TASK INPUT:
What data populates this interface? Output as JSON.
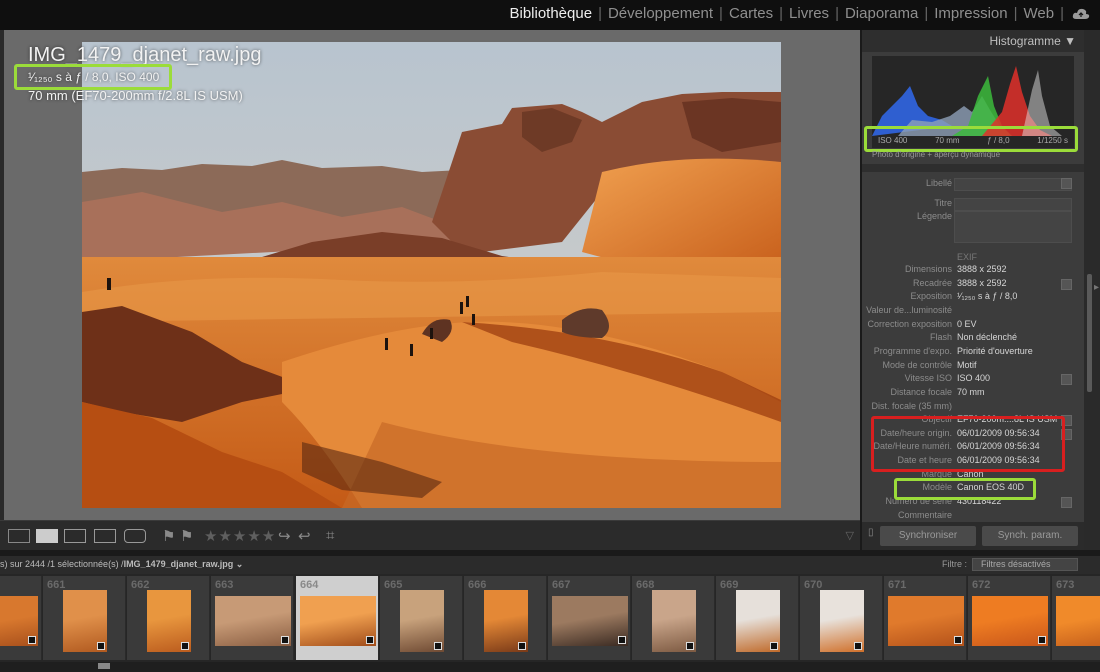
{
  "modules": [
    "Bibliothèque",
    "Développement",
    "Cartes",
    "Livres",
    "Diaporama",
    "Impression",
    "Web"
  ],
  "active_module": "Bibliothèque",
  "loupe_overlay": {
    "filename": "IMG_1479_djanet_raw.jpg",
    "exposure": "¹⁄₁₂₅₀ s à ƒ / 8,0, ISO 400",
    "lens": "70 mm (EF70-200mm f/2.8L IS USM)"
  },
  "toolbar": {
    "stars": "★★★★★"
  },
  "histogram": {
    "title": "Histogramme ▼",
    "iso": "ISO 400",
    "focal": "70 mm",
    "aperture": "ƒ / 8,0",
    "shutter": "1/1250 s",
    "source_label": "Photo d'origine + aperçu dynamique"
  },
  "metadata": {
    "libelle_label": "Libellé",
    "titre_label": "Titre",
    "legende_label": "Légende",
    "exif_header": "EXIF",
    "rows": [
      {
        "label": "Dimensions",
        "value": "3888 x 2592"
      },
      {
        "label": "Recadrée",
        "value": "3888 x 2592"
      },
      {
        "label": "Exposition",
        "value": "¹⁄₁₂₅₀ s à ƒ / 8,0"
      },
      {
        "label": "Valeur de...luminosité",
        "value": ""
      },
      {
        "label": "Correction exposition",
        "value": "0 EV"
      },
      {
        "label": "Flash",
        "value": "Non déclenché"
      },
      {
        "label": "Programme d'expo.",
        "value": "Priorité d'ouverture"
      },
      {
        "label": "Mode de contrôle",
        "value": "Motif"
      },
      {
        "label": "Vitesse ISO",
        "value": "ISO 400"
      },
      {
        "label": "Distance focale",
        "value": "70 mm"
      },
      {
        "label": "Dist. focale (35 mm)",
        "value": ""
      },
      {
        "label": "Objectif",
        "value": "EF70-200m....8L IS USM"
      },
      {
        "label": "Date/heure origin.",
        "value": "06/01/2009 09:56:34"
      },
      {
        "label": "Date/Heure numéri.",
        "value": "06/01/2009 09:56:34"
      },
      {
        "label": "Date et heure",
        "value": "06/01/2009 09:56:34"
      },
      {
        "label": "Marque",
        "value": "Canon"
      },
      {
        "label": "Modèle",
        "value": "Canon EOS 40D"
      },
      {
        "label": "Numéro de série",
        "value": "430118422"
      },
      {
        "label": "Commentaire",
        "value": ""
      }
    ]
  },
  "sync": {
    "sync_label": "Synchroniser",
    "sync_params_label": "Synch. param."
  },
  "filmstrip": {
    "status_prefix": "s) sur 2444 /1 sélectionnée(s) /",
    "status_file": "IMG_1479_djanet_raw.jpg ⌄",
    "filter_label": "Filtre :",
    "filter_value": "Filtres désactivés",
    "numbers": [
      "",
      "661",
      "662",
      "663",
      "664",
      "665",
      "666",
      "667",
      "668",
      "669",
      "670",
      "671",
      "672",
      "673"
    ],
    "selected": "664"
  },
  "colors": {
    "highlight_green": "#9bdc3a",
    "highlight_red": "#d81f1f",
    "panel_bg": "#3c3c3c",
    "viewer_bg": "#6a6a6a"
  }
}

EXERCISE DIRECTIONS: Drop the images and quote the entries word for word.

SOLUTION TO THIS TASK:
What data populates this interface? Output as JSON.
{
  "modules": [
    "Bibliothèque",
    "Développement",
    "Cartes",
    "Livres",
    "Diaporama",
    "Impression",
    "Web"
  ],
  "active_module": "Bibliothèque",
  "loupe_overlay": {
    "filename": "IMG_1479_djanet_raw.jpg",
    "exposure": "¹⁄₁₂₅₀ s à ƒ / 8,0, ISO 400",
    "lens": "70 mm (EF70-200mm f/2.8L IS USM)"
  },
  "toolbar": {
    "stars": "★★★★★"
  },
  "histogram": {
    "title": "Histogramme ▼",
    "iso": "ISO 400",
    "focal": "70 mm",
    "aperture": "ƒ / 8,0",
    "shutter": "1/1250 s",
    "source_label": "Photo d'origine + aperçu dynamique"
  },
  "metadata": {
    "libelle_label": "Libellé",
    "titre_label": "Titre",
    "legende_label": "Légende",
    "exif_header": "EXIF",
    "rows": [
      {
        "label": "Dimensions",
        "value": "3888 x 2592"
      },
      {
        "label": "Recadrée",
        "value": "3888 x 2592"
      },
      {
        "label": "Exposition",
        "value": "¹⁄₁₂₅₀ s à ƒ / 8,0"
      },
      {
        "label": "Valeur de...luminosité",
        "value": ""
      },
      {
        "label": "Correction exposition",
        "value": "0 EV"
      },
      {
        "label": "Flash",
        "value": "Non déclenché"
      },
      {
        "label": "Programme d'expo.",
        "value": "Priorité d'ouverture"
      },
      {
        "label": "Mode de contrôle",
        "value": "Motif"
      },
      {
        "label": "Vitesse ISO",
        "value": "ISO 400"
      },
      {
        "label": "Distance focale",
        "value": "70 mm"
      },
      {
        "label": "Dist. focale (35 mm)",
        "value": ""
      },
      {
        "label": "Objectif",
        "value": "EF70-200m....8L IS USM"
      },
      {
        "label": "Date/heure origin.",
        "value": "06/01/2009 09:56:34"
      },
      {
        "label": "Date/Heure numéri.",
        "value": "06/01/2009 09:56:34"
      },
      {
        "label": "Date et heure",
        "value": "06/01/2009 09:56:34"
      },
      {
        "label": "Marque",
        "value": "Canon"
      },
      {
        "label": "Modèle",
        "value": "Canon EOS 40D"
      },
      {
        "label": "Numéro de série",
        "value": "430118422"
      },
      {
        "label": "Commentaire",
        "value": ""
      }
    ]
  },
  "sync": {
    "sync_label": "Synchroniser",
    "sync_params_label": "Synch. param."
  },
  "filmstrip": {
    "status_prefix": "s) sur 2444 /1 sélectionnée(s) /",
    "status_file": "IMG_1479_djanet_raw.jpg ⌄",
    "filter_label": "Filtre :",
    "filter_value": "Filtres désactivés",
    "numbers": [
      "",
      "661",
      "662",
      "663",
      "664",
      "665",
      "666",
      "667",
      "668",
      "669",
      "670",
      "671",
      "672",
      "673"
    ],
    "selected": "664"
  },
  "colors": {
    "highlight_green": "#9bdc3a",
    "highlight_red": "#d81f1f",
    "panel_bg": "#3c3c3c",
    "viewer_bg": "#6a6a6a"
  }
}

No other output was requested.